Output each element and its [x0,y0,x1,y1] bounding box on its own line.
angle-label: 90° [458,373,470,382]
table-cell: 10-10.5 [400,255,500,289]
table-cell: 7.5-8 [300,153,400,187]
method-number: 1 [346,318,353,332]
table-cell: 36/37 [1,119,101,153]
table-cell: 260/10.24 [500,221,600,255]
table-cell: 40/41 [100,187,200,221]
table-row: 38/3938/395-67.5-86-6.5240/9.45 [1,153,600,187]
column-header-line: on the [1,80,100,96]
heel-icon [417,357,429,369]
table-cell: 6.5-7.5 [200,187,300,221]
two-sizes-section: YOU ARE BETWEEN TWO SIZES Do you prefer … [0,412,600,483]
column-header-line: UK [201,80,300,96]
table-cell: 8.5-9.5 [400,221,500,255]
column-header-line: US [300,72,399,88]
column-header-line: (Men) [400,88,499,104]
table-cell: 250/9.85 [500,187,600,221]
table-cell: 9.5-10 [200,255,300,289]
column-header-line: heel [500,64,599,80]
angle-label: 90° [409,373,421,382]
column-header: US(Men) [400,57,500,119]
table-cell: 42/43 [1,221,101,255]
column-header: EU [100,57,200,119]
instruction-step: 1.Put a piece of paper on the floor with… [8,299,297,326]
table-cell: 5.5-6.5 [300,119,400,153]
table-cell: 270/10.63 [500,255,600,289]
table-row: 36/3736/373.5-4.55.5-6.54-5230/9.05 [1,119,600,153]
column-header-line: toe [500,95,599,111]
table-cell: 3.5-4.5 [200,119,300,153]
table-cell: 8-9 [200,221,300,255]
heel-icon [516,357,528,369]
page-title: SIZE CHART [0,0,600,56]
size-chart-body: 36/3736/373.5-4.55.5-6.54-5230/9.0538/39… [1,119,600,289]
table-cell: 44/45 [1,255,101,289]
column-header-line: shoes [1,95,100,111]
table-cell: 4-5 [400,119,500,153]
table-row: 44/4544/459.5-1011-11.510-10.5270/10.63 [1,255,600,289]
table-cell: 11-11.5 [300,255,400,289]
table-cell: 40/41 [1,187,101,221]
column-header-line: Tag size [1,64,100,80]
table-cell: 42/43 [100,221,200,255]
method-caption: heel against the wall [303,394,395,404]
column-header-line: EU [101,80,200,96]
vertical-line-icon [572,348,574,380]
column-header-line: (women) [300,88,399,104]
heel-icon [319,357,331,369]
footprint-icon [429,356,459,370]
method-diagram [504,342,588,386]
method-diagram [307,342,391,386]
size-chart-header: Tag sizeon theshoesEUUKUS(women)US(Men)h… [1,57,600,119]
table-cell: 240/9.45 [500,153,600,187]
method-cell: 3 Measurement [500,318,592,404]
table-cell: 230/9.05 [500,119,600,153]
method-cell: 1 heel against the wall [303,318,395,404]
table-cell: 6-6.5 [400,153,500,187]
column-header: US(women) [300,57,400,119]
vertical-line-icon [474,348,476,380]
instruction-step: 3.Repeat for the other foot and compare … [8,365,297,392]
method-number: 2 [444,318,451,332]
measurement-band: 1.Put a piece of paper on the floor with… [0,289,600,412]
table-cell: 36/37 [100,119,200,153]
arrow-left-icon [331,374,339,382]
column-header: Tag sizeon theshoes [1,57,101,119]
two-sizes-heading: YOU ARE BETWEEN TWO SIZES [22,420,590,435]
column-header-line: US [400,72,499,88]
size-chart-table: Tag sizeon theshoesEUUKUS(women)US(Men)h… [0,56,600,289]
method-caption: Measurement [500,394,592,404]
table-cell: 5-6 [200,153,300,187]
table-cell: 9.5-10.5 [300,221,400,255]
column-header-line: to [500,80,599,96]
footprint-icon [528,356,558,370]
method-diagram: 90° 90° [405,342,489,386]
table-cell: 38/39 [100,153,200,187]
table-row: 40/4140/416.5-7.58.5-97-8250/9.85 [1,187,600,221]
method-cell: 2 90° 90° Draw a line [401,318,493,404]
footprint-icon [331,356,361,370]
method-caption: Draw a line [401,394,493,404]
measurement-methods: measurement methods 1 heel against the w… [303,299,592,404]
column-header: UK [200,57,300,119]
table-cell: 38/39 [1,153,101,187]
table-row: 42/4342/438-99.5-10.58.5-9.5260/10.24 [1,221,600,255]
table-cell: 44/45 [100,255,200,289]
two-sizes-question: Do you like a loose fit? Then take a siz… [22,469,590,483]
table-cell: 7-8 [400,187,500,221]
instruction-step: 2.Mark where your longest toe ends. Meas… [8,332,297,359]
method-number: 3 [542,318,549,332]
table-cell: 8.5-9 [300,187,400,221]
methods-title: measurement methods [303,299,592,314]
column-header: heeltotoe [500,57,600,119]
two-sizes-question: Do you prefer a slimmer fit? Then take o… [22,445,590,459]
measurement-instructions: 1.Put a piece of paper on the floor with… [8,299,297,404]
* * *
Problem statement:
Rewrite every line of the items above as a numbered list, leaving out any blank lines.

Solution to the problem:
1. Output each element and its [x0,y0,x1,y1] bounding box on its own line.
2. angle-label: 90° [458,373,470,382]
3. table-cell: 10-10.5 [400,255,500,289]
4. table-cell: 7.5-8 [300,153,400,187]
5. method-number: 1 [346,318,353,332]
6. table-cell: 36/37 [1,119,101,153]
7. table-cell: 260/10.24 [500,221,600,255]
8. table-cell: 40/41 [100,187,200,221]
9. table-row: 38/3938/395-67.5-86-6.5240/9.45 [1,153,600,187]
10. column-header-line: on the [1,80,100,96]
11. heel-icon [417,357,429,369]
12. table-cell: 6.5-7.5 [200,187,300,221]
13. two-sizes-section: YOU ARE BETWEEN TWO SIZES Do you prefer … [0,412,600,483]
14. column-header-line: UK [201,80,300,96]
15. table-cell: 8.5-9.5 [400,221,500,255]
16. column-header-line: US [300,72,399,88]
17. column-header-line: (Men) [400,88,499,104]
18. table-cell: 250/9.85 [500,187,600,221]
19. table-cell: 9.5-10 [200,255,300,289]
20. column-header-line: heel [500,64,599,80]
21. angle-label: 90° [409,373,421,382]
22. column-header: US(Men) [400,57,500,119]
23. table-cell: 42/43 [1,221,101,255]
24. column-header: EU [100,57,200,119]
25. instruction-step: 1.Put a piece of paper on the floor with… [8,299,297,326]
26. table-cell: 5.5-6.5 [300,119,400,153]
27. table-cell: 270/10.63 [500,255,600,289]
28. table-row: 36/3736/373.5-4.55.5-6.54-5230/9.05 [1,119,600,153]
29. column-header-line: toe [500,95,599,111]
30. table-cell: 3.5-4.5 [200,119,300,153]
31. table-cell: 8-9 [200,221,300,255]
32. heel-icon [516,357,528,369]
33. page-title: SIZE CHART [0,0,600,56]
34. size-chart-body: 36/3736/373.5-4.55.5-6.54-5230/9.0538/39… [1,119,600,289]
35. table-cell: 44/45 [1,255,101,289]
36. column-header-line: shoes [1,95,100,111]
37. table-cell: 4-5 [400,119,500,153]
38. table-row: 44/4544/459.5-1011-11.510-10.5270/10.63 [1,255,600,289]
39. table-cell: 11-11.5 [300,255,400,289]
40. table-cell: 40/41 [1,187,101,221]
41. column-header-line: Tag size [1,64,100,80]
42. table-cell: 42/43 [100,221,200,255]
43. method-caption: heel against the wall [303,394,395,404]
44. column-header-line: EU [101,80,200,96]
45. vertical-line-icon [572,348,574,380]
46. column-header-line: (women) [300,88,399,104]
47. heel-icon [319,357,331,369]
48. footprint-icon [429,356,459,370]
49. method-diagram [504,342,588,386]
50. method-diagram [307,342,391,386]
51. size-chart-header: Tag sizeon theshoesEUUKUS(women)US(Men)h… [1,57,600,119]
52. table-cell: 240/9.45 [500,153,600,187]
53. method-cell: 3 Measurement [500,318,592,404]
54. table-cell: 230/9.05 [500,119,600,153]
55. method-cell: 1 heel against the wall [303,318,395,404]
56. table-cell: 6-6.5 [400,153,500,187]
57. column-header: US(women) [300,57,400,119]
58. vertical-line-icon [474,348,476,380]
59. instruction-step: 3.Repeat for the other foot and compare … [8,365,297,392]
60. method-number: 2 [444,318,451,332]
61. measurement-band: 1.Put a piece of paper on the floor with… [0,289,600,412]
62. table-cell: 36/37 [100,119,200,153]
63. arrow-left-icon [331,374,339,382]
64. column-header: Tag sizeon theshoes [1,57,101,119]
65. two-sizes-heading: YOU ARE BETWEEN TWO SIZES [22,420,590,435]
66. column-header-line: US [400,72,499,88]
67. size-chart-table: Tag sizeon theshoesEUUKUS(women)US(Men)h… [0,56,600,289]
68. method-caption: Measurement [500,394,592,404]
69. table-cell: 5-6 [200,153,300,187]
70. table-cell: 9.5-10.5 [300,221,400,255]
71. column-header-line: to [500,80,599,96]
72. footprint-icon [528,356,558,370]
73. method-diagram: 90° 90° [405,342,489,386]
74. table-cell: 38/39 [100,153,200,187]
75. table-row: 40/4140/416.5-7.58.5-97-8250/9.85 [1,187,600,221]
76. method-cell: 2 90° 90° Draw a line [401,318,493,404]
77. footprint-icon [331,356,361,370]
78. method-caption: Draw a line [401,394,493,404]
79. measurement-methods: measurement methods 1 heel against the w… [303,299,592,404]
80. column-header: UK [200,57,300,119]
81. table-cell: 38/39 [1,153,101,187]
82. table-row: 42/4342/438-99.5-10.58.5-9.5260/10.24 [1,221,600,255]
83. table-cell: 44/45 [100,255,200,289]
84. two-sizes-question: Do you like a loose fit? Then take a siz… [22,469,590,483]
85. table-cell: 7-8 [400,187,500,221]
86. instruction-step: 2.Mark where your longest toe ends. Meas… [8,332,297,359]
87. method-number: 3 [542,318,549,332]
88. table-cell: 8.5-9 [300,187,400,221]
89. methods-title: measurement methods [303,299,592,314]
90. column-header: heeltotoe [500,57,600,119]
91. two-sizes-question: Do you prefer a slimmer fit? Then take o… [22,445,590,459]
92. measurement-instructions: 1.Put a piece of paper on the floor with… [8,299,297,404]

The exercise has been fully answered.